### DATASET
^^^^

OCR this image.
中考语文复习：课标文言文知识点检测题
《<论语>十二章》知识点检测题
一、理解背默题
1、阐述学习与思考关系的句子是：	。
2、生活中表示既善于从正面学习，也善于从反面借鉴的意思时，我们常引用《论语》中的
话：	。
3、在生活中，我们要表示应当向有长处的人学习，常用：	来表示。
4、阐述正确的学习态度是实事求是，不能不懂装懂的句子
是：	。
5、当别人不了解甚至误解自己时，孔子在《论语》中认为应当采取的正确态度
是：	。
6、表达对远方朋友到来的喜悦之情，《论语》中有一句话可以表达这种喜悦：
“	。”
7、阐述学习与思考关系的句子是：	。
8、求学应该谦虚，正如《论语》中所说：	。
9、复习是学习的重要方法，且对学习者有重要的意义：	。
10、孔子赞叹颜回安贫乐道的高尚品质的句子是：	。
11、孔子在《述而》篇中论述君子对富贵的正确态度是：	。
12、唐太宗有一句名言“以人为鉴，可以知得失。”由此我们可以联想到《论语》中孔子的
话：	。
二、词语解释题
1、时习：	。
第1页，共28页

^^^^

### PROBLEM TO SOLVE
Transcribe the data. Leave every line exactly as it is.

### SOLUTION TO THIS EXERCISE
OCR this image.
中考语文复习：课标文言文知识点检测题
《<论语>十二章》知识点检测题
一、理解背默题
1、阐述学习与思考关系的句子是：	。
2、生活中表示既善于从正面学习，也善于从反面借鉴的意思时，我们常引用《论语》中的
话：	。
3、在生活中，我们要表示应当向有长处的人学习，常用：	来表示。
4、阐述正确的学习态度是实事求是，不能不懂装懂的句子
是：	。
5、当别人不了解甚至误解自己时，孔子在《论语》中认为应当采取的正确态度
是：	。
6、表达对远方朋友到来的喜悦之情，《论语》中有一句话可以表达这种喜悦：
“	。”
7、阐述学习与思考关系的句子是：	。
8、求学应该谦虚，正如《论语》中所说：	。
9、复习是学习的重要方法，且对学习者有重要的意义：	。
10、孔子赞叹颜回安贫乐道的高尚品质的句子是：	。
11、孔子在《述而》篇中论述君子对富贵的正确态度是：	。
12、唐太宗有一句名言“以人为鉴，可以知得失。”由此我们可以联想到《论语》中孔子的
话：	。
二、词语解释题
1、时习：	。
第1页，共28页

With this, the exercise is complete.